Stored entries:
▼▼▼

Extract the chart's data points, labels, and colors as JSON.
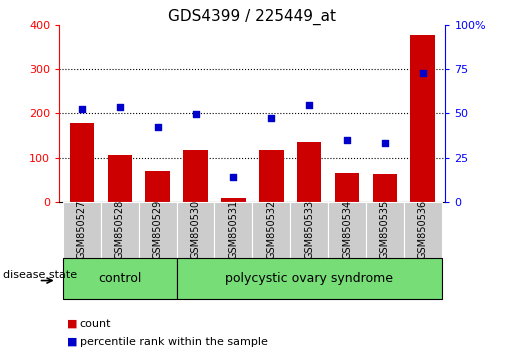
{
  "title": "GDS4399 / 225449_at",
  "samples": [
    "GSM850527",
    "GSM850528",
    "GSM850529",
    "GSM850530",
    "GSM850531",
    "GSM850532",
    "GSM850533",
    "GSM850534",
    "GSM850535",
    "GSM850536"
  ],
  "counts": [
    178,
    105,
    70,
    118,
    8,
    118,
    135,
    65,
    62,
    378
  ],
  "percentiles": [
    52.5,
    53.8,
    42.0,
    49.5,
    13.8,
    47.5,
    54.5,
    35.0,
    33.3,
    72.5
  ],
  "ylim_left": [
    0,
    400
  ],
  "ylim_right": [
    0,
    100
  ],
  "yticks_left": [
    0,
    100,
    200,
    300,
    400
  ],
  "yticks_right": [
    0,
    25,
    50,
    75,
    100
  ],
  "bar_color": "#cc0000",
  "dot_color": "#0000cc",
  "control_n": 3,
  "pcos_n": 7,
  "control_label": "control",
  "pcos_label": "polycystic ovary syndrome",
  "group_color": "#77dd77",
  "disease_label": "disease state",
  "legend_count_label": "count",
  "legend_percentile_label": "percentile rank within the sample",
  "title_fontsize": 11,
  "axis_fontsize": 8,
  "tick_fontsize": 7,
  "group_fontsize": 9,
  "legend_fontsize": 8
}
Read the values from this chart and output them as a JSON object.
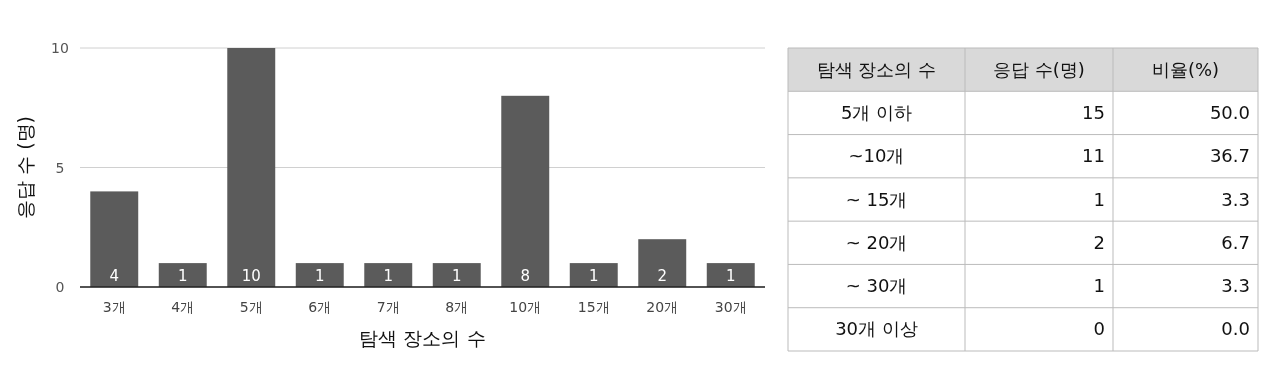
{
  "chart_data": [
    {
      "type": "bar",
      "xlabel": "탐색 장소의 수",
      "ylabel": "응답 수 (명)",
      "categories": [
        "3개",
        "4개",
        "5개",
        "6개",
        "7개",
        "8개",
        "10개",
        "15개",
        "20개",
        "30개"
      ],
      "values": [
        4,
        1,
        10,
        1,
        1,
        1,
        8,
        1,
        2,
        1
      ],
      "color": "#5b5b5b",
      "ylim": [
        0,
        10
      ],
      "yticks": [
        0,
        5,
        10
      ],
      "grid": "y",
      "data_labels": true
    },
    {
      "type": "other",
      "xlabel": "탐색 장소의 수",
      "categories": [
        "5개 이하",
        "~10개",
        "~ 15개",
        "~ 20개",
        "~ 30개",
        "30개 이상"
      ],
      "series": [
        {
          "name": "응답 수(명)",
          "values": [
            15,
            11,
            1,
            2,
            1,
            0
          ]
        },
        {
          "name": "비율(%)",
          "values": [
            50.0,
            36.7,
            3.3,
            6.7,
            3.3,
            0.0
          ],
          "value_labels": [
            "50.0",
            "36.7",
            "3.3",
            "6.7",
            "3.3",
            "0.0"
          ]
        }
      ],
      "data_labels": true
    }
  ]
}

▲▲▲

In this exercise, set down all of the data exactly, without the pictures.

Extract the chart's data points, labels, and colors as JSON.
{
  "title": "GDS4399 / 225449_at",
  "samples": [
    "GSM850527",
    "GSM850528",
    "GSM850529",
    "GSM850530",
    "GSM850531",
    "GSM850532",
    "GSM850533",
    "GSM850534",
    "GSM850535",
    "GSM850536"
  ],
  "counts": [
    178,
    105,
    70,
    118,
    8,
    118,
    135,
    65,
    62,
    378
  ],
  "percentiles": [
    52.5,
    53.8,
    42.0,
    49.5,
    13.8,
    47.5,
    54.5,
    35.0,
    33.3,
    72.5
  ],
  "ylim_left": [
    0,
    400
  ],
  "ylim_right": [
    0,
    100
  ],
  "yticks_left": [
    0,
    100,
    200,
    300,
    400
  ],
  "yticks_right": [
    0,
    25,
    50,
    75,
    100
  ],
  "bar_color": "#cc0000",
  "dot_color": "#0000cc",
  "control_n": 3,
  "pcos_n": 7,
  "control_label": "control",
  "pcos_label": "polycystic ovary syndrome",
  "group_color": "#77dd77",
  "disease_label": "disease state",
  "legend_count_label": "count",
  "legend_percentile_label": "percentile rank within the sample",
  "title_fontsize": 11,
  "axis_fontsize": 8,
  "tick_fontsize": 7,
  "group_fontsize": 9,
  "legend_fontsize": 8
}
Read the values from this chart and output them as a JSON object.
{
  "chart_data": [
    {
      "type": "bar",
      "xlabel": "탐색 장소의 수",
      "ylabel": "응답 수 (명)",
      "categories": [
        "3개",
        "4개",
        "5개",
        "6개",
        "7개",
        "8개",
        "10개",
        "15개",
        "20개",
        "30개"
      ],
      "values": [
        4,
        1,
        10,
        1,
        1,
        1,
        8,
        1,
        2,
        1
      ],
      "color": "#5b5b5b",
      "ylim": [
        0,
        10
      ],
      "yticks": [
        0,
        5,
        10
      ],
      "grid": "y",
      "data_labels": true
    },
    {
      "type": "other",
      "xlabel": "탐색 장소의 수",
      "categories": [
        "5개 이하",
        "~10개",
        "~ 15개",
        "~ 20개",
        "~ 30개",
        "30개 이상"
      ],
      "series": [
        {
          "name": "응답 수(명)",
          "values": [
            15,
            11,
            1,
            2,
            1,
            0
          ]
        },
        {
          "name": "비율(%)",
          "values": [
            50.0,
            36.7,
            3.3,
            6.7,
            3.3,
            0.0
          ],
          "value_labels": [
            "50.0",
            "36.7",
            "3.3",
            "6.7",
            "3.3",
            "0.0"
          ]
        }
      ],
      "data_labels": true
    }
  ]
}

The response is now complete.